** Exercise instructions **
Print the listing below exactly.
=====
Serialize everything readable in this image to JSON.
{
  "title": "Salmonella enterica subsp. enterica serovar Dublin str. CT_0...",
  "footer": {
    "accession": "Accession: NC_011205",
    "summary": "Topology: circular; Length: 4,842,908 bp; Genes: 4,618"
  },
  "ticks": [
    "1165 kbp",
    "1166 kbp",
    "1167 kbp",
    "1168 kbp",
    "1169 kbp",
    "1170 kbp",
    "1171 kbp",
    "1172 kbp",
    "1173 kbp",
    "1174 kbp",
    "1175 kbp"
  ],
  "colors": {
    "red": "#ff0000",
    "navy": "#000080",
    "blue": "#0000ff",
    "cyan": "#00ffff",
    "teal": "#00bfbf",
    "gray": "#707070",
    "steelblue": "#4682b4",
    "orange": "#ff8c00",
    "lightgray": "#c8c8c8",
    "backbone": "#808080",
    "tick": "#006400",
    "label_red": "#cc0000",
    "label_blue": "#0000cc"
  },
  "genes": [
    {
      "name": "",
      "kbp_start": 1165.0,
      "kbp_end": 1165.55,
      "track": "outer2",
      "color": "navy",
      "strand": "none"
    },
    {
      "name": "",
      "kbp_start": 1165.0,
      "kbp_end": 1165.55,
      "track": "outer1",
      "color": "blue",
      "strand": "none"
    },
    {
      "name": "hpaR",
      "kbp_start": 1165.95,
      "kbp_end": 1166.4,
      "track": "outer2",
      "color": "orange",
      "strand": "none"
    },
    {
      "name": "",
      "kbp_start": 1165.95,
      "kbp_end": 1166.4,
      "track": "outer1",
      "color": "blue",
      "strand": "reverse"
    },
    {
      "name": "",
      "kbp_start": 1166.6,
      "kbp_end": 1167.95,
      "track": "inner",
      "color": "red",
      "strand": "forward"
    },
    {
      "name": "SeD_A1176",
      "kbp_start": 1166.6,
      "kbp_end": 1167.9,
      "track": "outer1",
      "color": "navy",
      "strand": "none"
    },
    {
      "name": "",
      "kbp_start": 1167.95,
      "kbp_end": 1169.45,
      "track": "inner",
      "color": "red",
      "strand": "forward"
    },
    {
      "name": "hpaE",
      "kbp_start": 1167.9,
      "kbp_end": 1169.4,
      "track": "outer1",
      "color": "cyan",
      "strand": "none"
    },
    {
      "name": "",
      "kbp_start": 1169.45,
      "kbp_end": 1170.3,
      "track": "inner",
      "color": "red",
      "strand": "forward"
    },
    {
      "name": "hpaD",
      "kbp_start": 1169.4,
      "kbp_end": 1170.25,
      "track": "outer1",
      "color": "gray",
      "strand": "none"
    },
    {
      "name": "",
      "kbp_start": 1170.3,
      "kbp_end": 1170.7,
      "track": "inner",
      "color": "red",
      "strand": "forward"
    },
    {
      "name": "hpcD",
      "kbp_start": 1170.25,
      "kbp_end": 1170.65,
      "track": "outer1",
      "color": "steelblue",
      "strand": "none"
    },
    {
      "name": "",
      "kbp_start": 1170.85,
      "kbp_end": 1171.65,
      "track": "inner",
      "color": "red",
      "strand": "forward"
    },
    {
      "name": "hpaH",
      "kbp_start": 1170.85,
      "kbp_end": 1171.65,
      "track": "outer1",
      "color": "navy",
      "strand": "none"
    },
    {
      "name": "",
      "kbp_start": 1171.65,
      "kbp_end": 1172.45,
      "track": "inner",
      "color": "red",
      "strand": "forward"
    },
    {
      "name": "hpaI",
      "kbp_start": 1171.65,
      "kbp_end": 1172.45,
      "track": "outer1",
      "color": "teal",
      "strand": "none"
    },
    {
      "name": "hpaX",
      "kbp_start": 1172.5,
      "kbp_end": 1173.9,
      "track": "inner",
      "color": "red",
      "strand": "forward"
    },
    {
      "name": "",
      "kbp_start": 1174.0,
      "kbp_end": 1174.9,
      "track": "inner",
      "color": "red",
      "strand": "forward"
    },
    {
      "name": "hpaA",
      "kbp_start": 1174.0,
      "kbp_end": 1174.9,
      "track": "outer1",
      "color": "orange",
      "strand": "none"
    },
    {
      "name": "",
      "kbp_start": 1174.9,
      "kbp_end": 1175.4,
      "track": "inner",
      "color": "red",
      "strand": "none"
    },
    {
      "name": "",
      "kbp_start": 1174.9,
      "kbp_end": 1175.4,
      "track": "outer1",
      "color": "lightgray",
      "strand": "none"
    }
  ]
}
=====
** Exercise response **
Serialize everything readable in this image to JSON.
{
  "title": "Salmonella enterica subsp. enterica serovar Dublin str. CT_0...",
  "footer": {
    "accession": "Accession: NC_011205",
    "summary": "Topology: circular; Length: 4,842,908 bp; Genes: 4,618"
  },
  "ticks": [
    "1165 kbp",
    "1166 kbp",
    "1167 kbp",
    "1168 kbp",
    "1169 kbp",
    "1170 kbp",
    "1171 kbp",
    "1172 kbp",
    "1173 kbp",
    "1174 kbp",
    "1175 kbp"
  ],
  "colors": {
    "red": "#ff0000",
    "navy": "#000080",
    "blue": "#0000ff",
    "cyan": "#00ffff",
    "teal": "#00bfbf",
    "gray": "#707070",
    "steelblue": "#4682b4",
    "orange": "#ff8c00",
    "lightgray": "#c8c8c8",
    "backbone": "#808080",
    "tick": "#006400",
    "label_red": "#cc0000",
    "label_blue": "#0000cc"
  },
  "genes": [
    {
      "name": "",
      "kbp_start": 1165.0,
      "kbp_end": 1165.55,
      "track": "outer2",
      "color": "navy",
      "strand": "none"
    },
    {
      "name": "",
      "kbp_start": 1165.0,
      "kbp_end": 1165.55,
      "track": "outer1",
      "color": "blue",
      "strand": "none"
    },
    {
      "name": "hpaR",
      "kbp_start": 1165.95,
      "kbp_end": 1166.4,
      "track": "outer2",
      "color": "orange",
      "strand": "none"
    },
    {
      "name": "",
      "kbp_start": 1165.95,
      "kbp_end": 1166.4,
      "track": "outer1",
      "color": "blue",
      "strand": "reverse"
    },
    {
      "name": "",
      "kbp_start": 1166.6,
      "kbp_end": 1167.95,
      "track": "inner",
      "color": "red",
      "strand": "forward"
    },
    {
      "name": "SeD_A1176",
      "kbp_start": 1166.6,
      "kbp_end": 1167.9,
      "track": "outer1",
      "color": "navy",
      "strand": "none"
    },
    {
      "name": "",
      "kbp_start": 1167.95,
      "kbp_end": 1169.45,
      "track": "inner",
      "color": "red",
      "strand": "forward"
    },
    {
      "name": "hpaE",
      "kbp_start": 1167.9,
      "kbp_end": 1169.4,
      "track": "outer1",
      "color": "cyan",
      "strand": "none"
    },
    {
      "name": "",
      "kbp_start": 1169.45,
      "kbp_end": 1170.3,
      "track": "inner",
      "color": "red",
      "strand": "forward"
    },
    {
      "name": "hpaD",
      "kbp_start": 1169.4,
      "kbp_end": 1170.25,
      "track": "outer1",
      "color": "gray",
      "strand": "none"
    },
    {
      "name": "",
      "kbp_start": 1170.3,
      "kbp_end": 1170.7,
      "track": "inner",
      "color": "red",
      "strand": "forward"
    },
    {
      "name": "hpcD",
      "kbp_start": 1170.25,
      "kbp_end": 1170.65,
      "track": "outer1",
      "color": "steelblue",
      "strand": "none"
    },
    {
      "name": "",
      "kbp_start": 1170.85,
      "kbp_end": 1171.65,
      "track": "inner",
      "color": "red",
      "strand": "forward"
    },
    {
      "name": "hpaH",
      "kbp_start": 1170.85,
      "kbp_end": 1171.65,
      "track": "outer1",
      "color": "navy",
      "strand": "none"
    },
    {
      "name": "",
      "kbp_start": 1171.65,
      "kbp_end": 1172.45,
      "track": "inner",
      "color": "red",
      "strand": "forward"
    },
    {
      "name": "hpaI",
      "kbp_start": 1171.65,
      "kbp_end": 1172.45,
      "track": "outer1",
      "color": "teal",
      "strand": "none"
    },
    {
      "name": "hpaX",
      "kbp_start": 1172.5,
      "kbp_end": 1173.9,
      "track": "inner",
      "color": "red",
      "strand": "forward"
    },
    {
      "name": "",
      "kbp_start": 1174.0,
      "kbp_end": 1174.9,
      "track": "inner",
      "color": "red",
      "strand": "forward"
    },
    {
      "name": "hpaA",
      "kbp_start": 1174.0,
      "kbp_end": 1174.9,
      "track": "outer1",
      "color": "orange",
      "strand": "none"
    },
    {
      "name": "",
      "kbp_start": 1174.9,
      "kbp_end": 1175.4,
      "track": "inner",
      "color": "red",
      "strand": "none"
    },
    {
      "name": "",
      "kbp_start": 1174.9,
      "kbp_end": 1175.4,
      "track": "outer1",
      "color": "lightgray",
      "strand": "none"
    }
  ]
}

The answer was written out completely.